Figure data in JSON

......

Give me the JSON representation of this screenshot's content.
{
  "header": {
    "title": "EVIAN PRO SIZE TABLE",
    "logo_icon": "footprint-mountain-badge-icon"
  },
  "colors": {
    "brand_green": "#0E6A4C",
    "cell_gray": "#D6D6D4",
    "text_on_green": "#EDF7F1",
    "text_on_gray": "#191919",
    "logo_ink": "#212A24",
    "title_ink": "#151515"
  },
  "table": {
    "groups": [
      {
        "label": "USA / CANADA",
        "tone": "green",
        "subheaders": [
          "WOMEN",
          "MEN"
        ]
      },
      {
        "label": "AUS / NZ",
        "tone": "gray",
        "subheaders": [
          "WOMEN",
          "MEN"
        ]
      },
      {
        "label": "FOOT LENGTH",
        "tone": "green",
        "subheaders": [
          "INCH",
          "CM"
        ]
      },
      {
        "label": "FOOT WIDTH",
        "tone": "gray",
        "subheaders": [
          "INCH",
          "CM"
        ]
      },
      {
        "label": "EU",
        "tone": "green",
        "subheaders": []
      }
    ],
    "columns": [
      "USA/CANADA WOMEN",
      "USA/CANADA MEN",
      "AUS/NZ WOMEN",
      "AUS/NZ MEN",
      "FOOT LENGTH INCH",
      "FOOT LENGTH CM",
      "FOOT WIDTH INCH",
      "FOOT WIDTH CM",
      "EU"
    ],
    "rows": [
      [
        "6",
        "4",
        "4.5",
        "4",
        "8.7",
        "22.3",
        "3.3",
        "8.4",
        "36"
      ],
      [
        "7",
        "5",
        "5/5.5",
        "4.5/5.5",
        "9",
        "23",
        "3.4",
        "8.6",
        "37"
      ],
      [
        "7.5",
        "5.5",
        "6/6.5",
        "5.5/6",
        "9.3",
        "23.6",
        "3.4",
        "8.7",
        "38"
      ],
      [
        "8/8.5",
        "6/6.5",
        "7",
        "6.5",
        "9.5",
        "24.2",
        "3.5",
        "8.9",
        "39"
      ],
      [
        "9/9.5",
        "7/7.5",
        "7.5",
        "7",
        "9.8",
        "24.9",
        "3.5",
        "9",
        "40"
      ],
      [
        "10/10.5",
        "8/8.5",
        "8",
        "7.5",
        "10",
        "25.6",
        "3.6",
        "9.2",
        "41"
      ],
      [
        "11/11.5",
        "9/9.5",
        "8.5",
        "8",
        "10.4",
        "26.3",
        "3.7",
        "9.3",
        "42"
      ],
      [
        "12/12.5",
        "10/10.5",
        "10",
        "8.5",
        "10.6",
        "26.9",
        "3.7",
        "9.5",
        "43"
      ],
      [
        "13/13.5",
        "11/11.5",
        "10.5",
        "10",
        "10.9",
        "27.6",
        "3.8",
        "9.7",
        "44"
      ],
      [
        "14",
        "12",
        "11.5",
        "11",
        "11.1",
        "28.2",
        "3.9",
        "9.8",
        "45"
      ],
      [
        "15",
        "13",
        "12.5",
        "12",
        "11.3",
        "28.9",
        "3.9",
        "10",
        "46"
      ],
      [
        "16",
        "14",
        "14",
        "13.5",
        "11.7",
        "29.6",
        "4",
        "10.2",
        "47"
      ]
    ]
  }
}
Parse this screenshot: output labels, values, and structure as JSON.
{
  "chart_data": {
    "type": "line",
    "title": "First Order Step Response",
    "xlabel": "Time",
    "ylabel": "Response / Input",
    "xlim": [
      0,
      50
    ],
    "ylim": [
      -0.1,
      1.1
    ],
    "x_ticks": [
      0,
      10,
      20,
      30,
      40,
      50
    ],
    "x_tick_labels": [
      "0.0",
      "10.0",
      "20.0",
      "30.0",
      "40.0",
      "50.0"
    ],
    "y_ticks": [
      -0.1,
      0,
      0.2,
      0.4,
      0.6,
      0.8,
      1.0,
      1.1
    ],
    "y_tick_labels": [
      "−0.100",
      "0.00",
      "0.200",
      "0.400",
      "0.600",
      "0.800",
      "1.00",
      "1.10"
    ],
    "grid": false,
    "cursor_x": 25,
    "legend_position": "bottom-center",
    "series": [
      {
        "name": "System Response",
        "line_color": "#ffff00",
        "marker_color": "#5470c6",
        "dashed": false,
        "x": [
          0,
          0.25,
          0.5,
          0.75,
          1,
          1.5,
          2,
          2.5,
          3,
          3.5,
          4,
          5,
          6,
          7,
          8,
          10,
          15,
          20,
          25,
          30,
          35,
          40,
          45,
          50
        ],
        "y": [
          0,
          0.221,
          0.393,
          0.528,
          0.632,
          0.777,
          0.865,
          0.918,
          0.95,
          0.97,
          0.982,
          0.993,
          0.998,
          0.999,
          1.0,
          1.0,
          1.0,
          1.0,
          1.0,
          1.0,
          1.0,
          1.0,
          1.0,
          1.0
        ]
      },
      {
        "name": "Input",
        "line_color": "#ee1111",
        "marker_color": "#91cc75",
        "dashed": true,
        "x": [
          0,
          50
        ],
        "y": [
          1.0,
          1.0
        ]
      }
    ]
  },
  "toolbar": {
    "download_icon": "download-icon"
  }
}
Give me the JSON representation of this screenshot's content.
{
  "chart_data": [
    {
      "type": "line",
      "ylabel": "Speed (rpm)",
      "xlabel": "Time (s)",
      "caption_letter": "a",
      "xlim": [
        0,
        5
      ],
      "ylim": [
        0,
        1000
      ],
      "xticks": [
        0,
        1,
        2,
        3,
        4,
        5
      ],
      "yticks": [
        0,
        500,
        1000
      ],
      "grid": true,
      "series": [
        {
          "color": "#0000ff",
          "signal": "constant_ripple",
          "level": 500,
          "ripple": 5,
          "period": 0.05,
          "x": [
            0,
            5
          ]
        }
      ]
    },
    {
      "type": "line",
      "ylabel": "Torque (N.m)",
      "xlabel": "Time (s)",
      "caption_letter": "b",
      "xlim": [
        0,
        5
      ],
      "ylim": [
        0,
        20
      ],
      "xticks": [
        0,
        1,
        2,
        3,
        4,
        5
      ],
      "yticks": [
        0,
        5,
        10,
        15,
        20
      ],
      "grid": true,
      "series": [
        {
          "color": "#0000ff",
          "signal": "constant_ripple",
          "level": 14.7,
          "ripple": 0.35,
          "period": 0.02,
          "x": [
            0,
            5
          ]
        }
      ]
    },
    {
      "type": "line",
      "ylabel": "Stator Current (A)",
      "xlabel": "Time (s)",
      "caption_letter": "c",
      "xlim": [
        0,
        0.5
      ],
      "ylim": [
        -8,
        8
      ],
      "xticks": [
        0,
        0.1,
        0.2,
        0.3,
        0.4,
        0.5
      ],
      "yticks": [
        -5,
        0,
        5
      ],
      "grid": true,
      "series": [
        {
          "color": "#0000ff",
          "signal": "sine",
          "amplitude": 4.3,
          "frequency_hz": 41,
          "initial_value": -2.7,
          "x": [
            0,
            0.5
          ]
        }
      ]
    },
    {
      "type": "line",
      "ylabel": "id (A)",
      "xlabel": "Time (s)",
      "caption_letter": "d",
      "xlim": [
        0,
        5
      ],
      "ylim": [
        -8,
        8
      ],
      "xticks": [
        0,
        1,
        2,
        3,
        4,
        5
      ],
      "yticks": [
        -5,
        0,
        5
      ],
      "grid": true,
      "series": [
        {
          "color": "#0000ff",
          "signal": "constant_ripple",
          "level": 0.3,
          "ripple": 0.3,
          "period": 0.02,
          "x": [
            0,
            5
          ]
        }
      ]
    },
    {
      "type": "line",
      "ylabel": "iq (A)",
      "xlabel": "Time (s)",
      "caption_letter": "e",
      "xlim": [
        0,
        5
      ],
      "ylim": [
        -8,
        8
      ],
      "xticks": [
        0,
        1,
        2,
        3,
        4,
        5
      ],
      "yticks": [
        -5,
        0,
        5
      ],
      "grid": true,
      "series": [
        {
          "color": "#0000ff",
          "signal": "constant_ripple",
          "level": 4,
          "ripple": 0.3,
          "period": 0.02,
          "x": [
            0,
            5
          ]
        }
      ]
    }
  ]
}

......

=== Challenge ===
List the lines that contain the word "ylabel".

=== Expected answer ===
    "ylabel": "Response / Input",
      "ylabel": "Speed (rpm)",
      "ylabel": "Torque (N.m)",
      "ylabel": "Stator Current (A)",
      "ylabel": "id (A)",
      "ylabel": "iq (A)",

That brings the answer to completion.